#### [Given exercise]
Can you rewrite the items from the first one through the line containing "test-card-number: 4242 4242", swapping "bbox" for "bounding box" and keeping everything else the same?

#### [Extracted entries]
++++++++++
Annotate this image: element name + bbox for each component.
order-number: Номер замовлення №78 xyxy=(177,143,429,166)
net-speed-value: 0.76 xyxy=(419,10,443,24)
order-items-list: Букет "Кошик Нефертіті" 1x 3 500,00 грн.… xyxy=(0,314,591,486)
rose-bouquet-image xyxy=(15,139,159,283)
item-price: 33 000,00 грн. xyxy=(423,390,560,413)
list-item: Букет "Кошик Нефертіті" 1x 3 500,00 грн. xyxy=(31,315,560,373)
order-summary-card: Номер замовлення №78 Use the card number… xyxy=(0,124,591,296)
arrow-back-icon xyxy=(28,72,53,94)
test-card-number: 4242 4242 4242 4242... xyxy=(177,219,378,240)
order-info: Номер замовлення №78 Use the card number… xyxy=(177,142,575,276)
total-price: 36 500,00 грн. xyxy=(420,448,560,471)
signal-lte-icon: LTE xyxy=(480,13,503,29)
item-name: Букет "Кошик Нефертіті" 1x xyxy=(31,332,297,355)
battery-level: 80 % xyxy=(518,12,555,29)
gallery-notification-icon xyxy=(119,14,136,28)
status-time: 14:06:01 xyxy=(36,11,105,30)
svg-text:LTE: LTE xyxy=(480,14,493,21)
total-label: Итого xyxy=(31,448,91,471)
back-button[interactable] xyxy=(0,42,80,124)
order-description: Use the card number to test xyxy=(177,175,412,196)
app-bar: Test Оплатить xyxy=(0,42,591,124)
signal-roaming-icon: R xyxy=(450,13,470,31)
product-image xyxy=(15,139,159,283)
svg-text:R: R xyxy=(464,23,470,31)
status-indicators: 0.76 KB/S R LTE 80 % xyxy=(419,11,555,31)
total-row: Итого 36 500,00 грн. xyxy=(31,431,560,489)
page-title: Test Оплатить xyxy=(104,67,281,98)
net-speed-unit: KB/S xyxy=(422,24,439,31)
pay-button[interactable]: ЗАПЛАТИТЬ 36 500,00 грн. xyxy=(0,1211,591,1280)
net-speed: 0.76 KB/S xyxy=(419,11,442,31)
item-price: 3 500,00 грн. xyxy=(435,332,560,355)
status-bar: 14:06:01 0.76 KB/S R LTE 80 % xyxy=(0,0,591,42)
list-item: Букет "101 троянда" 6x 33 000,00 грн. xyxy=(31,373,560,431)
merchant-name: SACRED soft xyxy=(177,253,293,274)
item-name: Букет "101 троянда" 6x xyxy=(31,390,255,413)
++++++++++
#### [Exercise answer]
Annotate this image: element name + bounding box for each component.
order-number: Номер замовлення №78 xyxy=(177,143,429,166)
net-speed-value: 0.76 xyxy=(419,10,443,24)
order-items-list: Букет "Кошик Нефертіті" 1x 3 500,00 грн.… xyxy=(0,314,591,486)
rose-bouquet-image xyxy=(15,139,159,283)
item-price: 33 000,00 грн. xyxy=(423,390,560,413)
list-item: Букет "Кошик Нефертіті" 1x 3 500,00 грн. xyxy=(31,315,560,373)
order-summary-card: Номер замовлення №78 Use the card number… xyxy=(0,124,591,296)
arrow-back-icon xyxy=(28,72,53,94)
test-card-number: 4242 4242 4242 4242... xyxy=(177,219,378,240)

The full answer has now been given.